| PROBLEM TO SOLVE |
Work through the entries below and show every line in which "Undt" is found.

| GIVEN DATA |

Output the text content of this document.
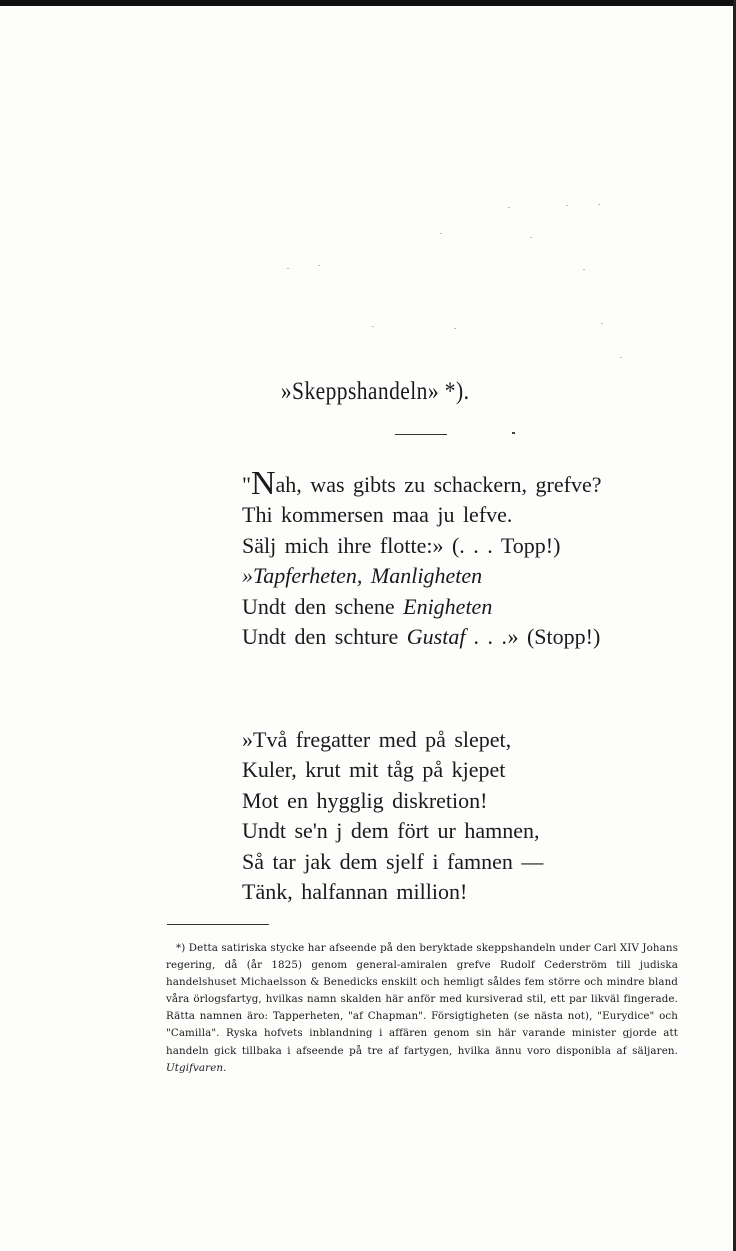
»Skeppshandeln» *).
"Nah, was gibts zu schackern, grefve?
Thi kommersen maa ju lefve.
Sälj mich ihre flotte:» (. . . Topp!)
»Tapferheten, Manligheten
Undt den schene Enigheten
Undt den schture Gustaf . . .» (Stopp!)
»Två fregatter med på slepet,
Kuler, krut mit tåg på kjepet
Mot en hygglig diskretion!
Undt se'n j dem fört ur hamnen,
Så tar jak dem sjelf i famnen —
Tänk, halfannan million!
*) Detta satiriska stycke har afseende på den beryktade skeppshandeln under Carl XIV Johans regering, då (år 1825) genom general-amiralen grefve Rudolf Cederström till judiska handelshuset Michaelsson & Benedicks enskilt och hemligt såldes fem större och mindre bland våra örlogsfartyg, hvilkas namn skalden här anför med kursiverad stil, ett par likväl fingerade. Rätta namnen äro: Tapperheten, "af Chapman". Försigtigheten (se nästa not), "Eurydice" och "Camilla". Ryska hofvets inblandning i affären genom sin här varande minister gjorde att handeln gick tillbaka i afseende på tre af fartygen, hvilka ännu voro disponibla af säljaren. Utgifvaren.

| TASK SOLUTION |
Undt den schene Enigheten
Undt den schture Gustaf . . .» (Stopp!)
Undt se'n j dem fört ur hamnen,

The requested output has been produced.